The data below needs to be returned exactly, line for line.
## begin Material provided
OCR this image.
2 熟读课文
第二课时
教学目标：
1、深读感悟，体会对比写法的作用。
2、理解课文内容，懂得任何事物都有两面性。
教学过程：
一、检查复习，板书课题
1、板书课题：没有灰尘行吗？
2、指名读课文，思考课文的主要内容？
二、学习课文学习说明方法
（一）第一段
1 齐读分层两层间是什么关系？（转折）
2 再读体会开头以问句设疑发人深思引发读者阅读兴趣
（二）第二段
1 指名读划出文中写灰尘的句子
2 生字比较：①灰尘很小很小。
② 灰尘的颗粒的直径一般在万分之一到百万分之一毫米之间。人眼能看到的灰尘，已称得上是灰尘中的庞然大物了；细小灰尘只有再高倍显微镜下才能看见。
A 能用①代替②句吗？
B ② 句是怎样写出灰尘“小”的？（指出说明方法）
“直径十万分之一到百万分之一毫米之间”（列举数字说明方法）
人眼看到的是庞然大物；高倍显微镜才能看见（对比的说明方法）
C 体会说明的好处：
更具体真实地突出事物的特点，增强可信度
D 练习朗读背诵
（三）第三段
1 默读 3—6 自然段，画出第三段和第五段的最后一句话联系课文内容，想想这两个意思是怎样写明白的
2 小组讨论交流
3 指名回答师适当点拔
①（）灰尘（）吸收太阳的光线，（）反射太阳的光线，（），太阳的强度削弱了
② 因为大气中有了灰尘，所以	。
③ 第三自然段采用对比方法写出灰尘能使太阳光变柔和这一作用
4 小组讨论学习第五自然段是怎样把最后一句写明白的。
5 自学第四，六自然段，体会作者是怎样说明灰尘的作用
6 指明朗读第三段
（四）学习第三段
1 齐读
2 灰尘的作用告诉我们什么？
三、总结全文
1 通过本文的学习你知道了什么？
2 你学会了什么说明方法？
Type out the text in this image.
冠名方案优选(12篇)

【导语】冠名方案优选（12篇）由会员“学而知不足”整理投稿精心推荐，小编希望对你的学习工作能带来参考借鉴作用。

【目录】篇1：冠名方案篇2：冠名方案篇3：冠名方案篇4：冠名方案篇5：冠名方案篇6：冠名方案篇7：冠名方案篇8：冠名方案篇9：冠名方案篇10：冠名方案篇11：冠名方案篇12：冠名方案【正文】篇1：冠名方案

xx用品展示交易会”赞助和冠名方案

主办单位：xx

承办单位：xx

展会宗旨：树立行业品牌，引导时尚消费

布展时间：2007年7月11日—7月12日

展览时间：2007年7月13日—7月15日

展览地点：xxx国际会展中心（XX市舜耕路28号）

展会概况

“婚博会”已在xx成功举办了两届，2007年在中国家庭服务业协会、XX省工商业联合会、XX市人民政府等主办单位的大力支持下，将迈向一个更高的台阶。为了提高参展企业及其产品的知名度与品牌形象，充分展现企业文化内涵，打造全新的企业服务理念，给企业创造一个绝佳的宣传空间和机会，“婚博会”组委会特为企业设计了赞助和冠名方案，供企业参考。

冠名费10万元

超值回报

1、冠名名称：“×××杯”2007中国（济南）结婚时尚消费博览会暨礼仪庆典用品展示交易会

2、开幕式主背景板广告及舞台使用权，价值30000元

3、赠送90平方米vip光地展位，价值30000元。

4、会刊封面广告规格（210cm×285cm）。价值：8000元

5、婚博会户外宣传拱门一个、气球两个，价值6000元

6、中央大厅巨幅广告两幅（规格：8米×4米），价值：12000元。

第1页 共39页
## end Material provided
◆ Exercise solution:
OCR this image.
2 熟读课文
第二课时
教学目标：
1、深读感悟，体会对比写法的作用。
2、理解课文内容，懂得任何事物都有两面性。
教学过程：
一、检查复习，板书课题
1、板书课题：没有灰尘行吗？
2、指名读课文，思考课文的主要内容？
二、学习课文学习说明方法
（一）第一段
1 齐读分层两层间是什么关系？（转折）
2 再读体会开头以问句设疑发人深思引发读者阅读兴趣
（二）第二段
1 指名读划出文中写灰尘的句子
2 生字比较：①灰尘很小很小。
② 灰尘的颗粒的直径一般在万分之一到百万分之一毫米之间。人眼能看到的灰尘，已称得上是灰尘中的庞然大物了；细小灰尘只有再高倍显微镜下才能看见。
A 能用①代替②句吗？
B ② 句是怎样写出灰尘“小”的？（指出说明方法）
“直径十万分之一到百万分之一毫米之间”（列举数字说明方法）
人眼看到的是庞然大物；高倍显微镜才能看见（对比的说明方法）
C 体会说明的好处：
更具体真实地突出事物的特点，增强可信度
D 练习朗读背诵
（三）第三段
1 默读 3—6 自然段，画出第三段和第五段的最后一句话联系课文内容，想想这两个意思是怎样写明白的
2 小组讨论交流
3 指名回答师适当点拔
①（）灰尘（）吸收太阳的光线，（）反射太阳的光线，（），太阳的强度削弱了
② 因为大气中有了灰尘，所以	。
③ 第三自然段采用对比方法写出灰尘能使太阳光变柔和这一作用
4 小组讨论学习第五自然段是怎样把最后一句写明白的。
5 自学第四，六自然段，体会作者是怎样说明灰尘的作用
6 指明朗读第三段
（四）学习第三段
1 齐读
2 灰尘的作用告诉我们什么？
三、总结全文
1 通过本文的学习你知道了什么？
2 你学会了什么说明方法？
Type out the text in this image.
冠名方案优选(12篇)

【导语】冠名方案优选（12篇）由会员“学而知不足”整理投稿精心推荐，小编希望对你的学习工作能带来参考借鉴作用。

【目录】篇1：冠名方案篇2：冠名方案篇3：冠名方案篇4：冠名方案篇5：冠名方案篇6：冠名方案篇7：冠名方案篇8：冠名方案篇9：冠名方案篇10：冠名方案篇11：冠名方案篇12：冠名方案【正文】篇1：冠名方案

xx用品展示交易会”赞助和冠名方案

主办单位：xx

承办单位：xx

展会宗旨：树立行业品牌，引导时尚消费

布展时间：2007年7月11日—7月12日

展览时间：2007年7月13日—7月15日

展览地点：xxx国际会展中心（XX市舜耕路28号）

展会概况

“婚博会”已在xx成功举办了两届，2007年在中国家庭服务业协会、XX省工商业联合会、XX市人民政府等主办单位的大力支持下，将迈向一个更高的台阶。为了提高参展企业及其产品的知名度与品牌形象，充分展现企业文化内涵，打造全新的企业服务理念，给企业创造一个绝佳的宣传空间和机会，“婚博会”组委会特为企业设计了赞助和冠名方案，供企业参考。

冠名费10万元

超值回报

1、冠名名称：“×××杯”2007中国（济南）结婚时尚消费博览会暨礼仪庆典用品展示交易会

2、开幕式主背景板广告及舞台使用权，价值30000元

3、赠送90平方米vip光地展位，价值30000元。

4、会刊封面广告规格（210cm×285cm）。价值：8000元

5、婚博会户外宣传拱门一个、气球两个，价值6000元

6、中央大厅巨幅广告两幅（规格：8米×4米），价值：12000元。

第1页 共39页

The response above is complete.